#### Records

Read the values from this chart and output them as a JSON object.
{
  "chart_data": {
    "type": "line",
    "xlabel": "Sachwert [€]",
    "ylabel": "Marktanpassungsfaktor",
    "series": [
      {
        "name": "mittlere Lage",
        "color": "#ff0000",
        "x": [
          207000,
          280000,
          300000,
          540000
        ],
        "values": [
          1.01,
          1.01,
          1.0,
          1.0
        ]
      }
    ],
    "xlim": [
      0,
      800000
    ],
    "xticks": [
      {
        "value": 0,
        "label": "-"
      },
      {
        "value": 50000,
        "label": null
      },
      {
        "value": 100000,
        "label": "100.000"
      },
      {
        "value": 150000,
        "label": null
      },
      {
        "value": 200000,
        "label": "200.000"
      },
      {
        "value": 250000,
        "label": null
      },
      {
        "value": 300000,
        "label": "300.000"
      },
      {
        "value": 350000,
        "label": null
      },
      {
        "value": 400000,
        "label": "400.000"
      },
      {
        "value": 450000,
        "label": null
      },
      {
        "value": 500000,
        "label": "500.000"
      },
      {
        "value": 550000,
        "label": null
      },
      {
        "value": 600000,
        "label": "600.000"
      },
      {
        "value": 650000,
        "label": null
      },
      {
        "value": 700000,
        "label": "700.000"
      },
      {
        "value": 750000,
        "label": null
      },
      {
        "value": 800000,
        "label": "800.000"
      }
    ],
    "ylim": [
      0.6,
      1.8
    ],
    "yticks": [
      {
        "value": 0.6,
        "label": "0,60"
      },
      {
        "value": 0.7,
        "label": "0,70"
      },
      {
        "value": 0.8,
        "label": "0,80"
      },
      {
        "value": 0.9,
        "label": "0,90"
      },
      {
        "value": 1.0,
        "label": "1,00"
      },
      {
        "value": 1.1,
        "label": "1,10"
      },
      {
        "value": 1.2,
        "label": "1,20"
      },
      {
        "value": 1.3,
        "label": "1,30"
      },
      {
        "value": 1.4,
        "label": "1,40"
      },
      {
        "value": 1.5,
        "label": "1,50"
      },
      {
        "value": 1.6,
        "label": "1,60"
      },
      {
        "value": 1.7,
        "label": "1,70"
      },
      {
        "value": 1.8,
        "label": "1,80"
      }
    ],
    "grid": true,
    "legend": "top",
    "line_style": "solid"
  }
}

#### Exercise details
Send back each record exactly as it stands.

#### Response to the task
Read the values from this chart and output them as a JSON object.
{
  "chart_data": {
    "type": "line",
    "xlabel": "Sachwert [€]",
    "ylabel": "Marktanpassungsfaktor",
    "series": [
      {
        "name": "mittlere Lage",
        "color": "#ff0000",
        "x": [
          207000,
          280000,
          300000,
          540000
        ],
        "values": [
          1.01,
          1.01,
          1.0,
          1.0
        ]
      }
    ],
    "xlim": [
      0,
      800000
    ],
    "xticks": [
      {
        "value": 0,
        "label": "-"
      },
      {
        "value": 50000,
        "label": null
      },
      {
        "value": 100000,
        "label": "100.000"
      },
      {
        "value": 150000,
        "label": null
      },
      {
        "value": 200000,
        "label": "200.000"
      },
      {
        "value": 250000,
        "label": null
      },
      {
        "value": 300000,
        "label": "300.000"
      },
      {
        "value": 350000,
        "label": null
      },
      {
        "value": 400000,
        "label": "400.000"
      },
      {
        "value": 450000,
        "label": null
      },
      {
        "value": 500000,
        "label": "500.000"
      },
      {
        "value": 550000,
        "label": null
      },
      {
        "value": 600000,
        "label": "600.000"
      },
      {
        "value": 650000,
        "label": null
      },
      {
        "value": 700000,
        "label": "700.000"
      },
      {
        "value": 750000,
        "label": null
      },
      {
        "value": 800000,
        "label": "800.000"
      }
    ],
    "ylim": [
      0.6,
      1.8
    ],
    "yticks": [
      {
        "value": 0.6,
        "label": "0,60"
      },
      {
        "value": 0.7,
        "label": "0,70"
      },
      {
        "value": 0.8,
        "label": "0,80"
      },
      {
        "value": 0.9,
        "label": "0,90"
      },
      {
        "value": 1.0,
        "label": "1,00"
      },
      {
        "value": 1.1,
        "label": "1,10"
      },
      {
        "value": 1.2,
        "label": "1,20"
      },
      {
        "value": 1.3,
        "label": "1,30"
      },
      {
        "value": 1.4,
        "label": "1,40"
      },
      {
        "value": 1.5,
        "label": "1,50"
      },
      {
        "value": 1.6,
        "label": "1,60"
      },
      {
        "value": 1.7,
        "label": "1,70"
      },
      {
        "value": 1.8,
        "label": "1,80"
      }
    ],
    "grid": true,
    "legend": "top",
    "line_style": "solid"
  }
}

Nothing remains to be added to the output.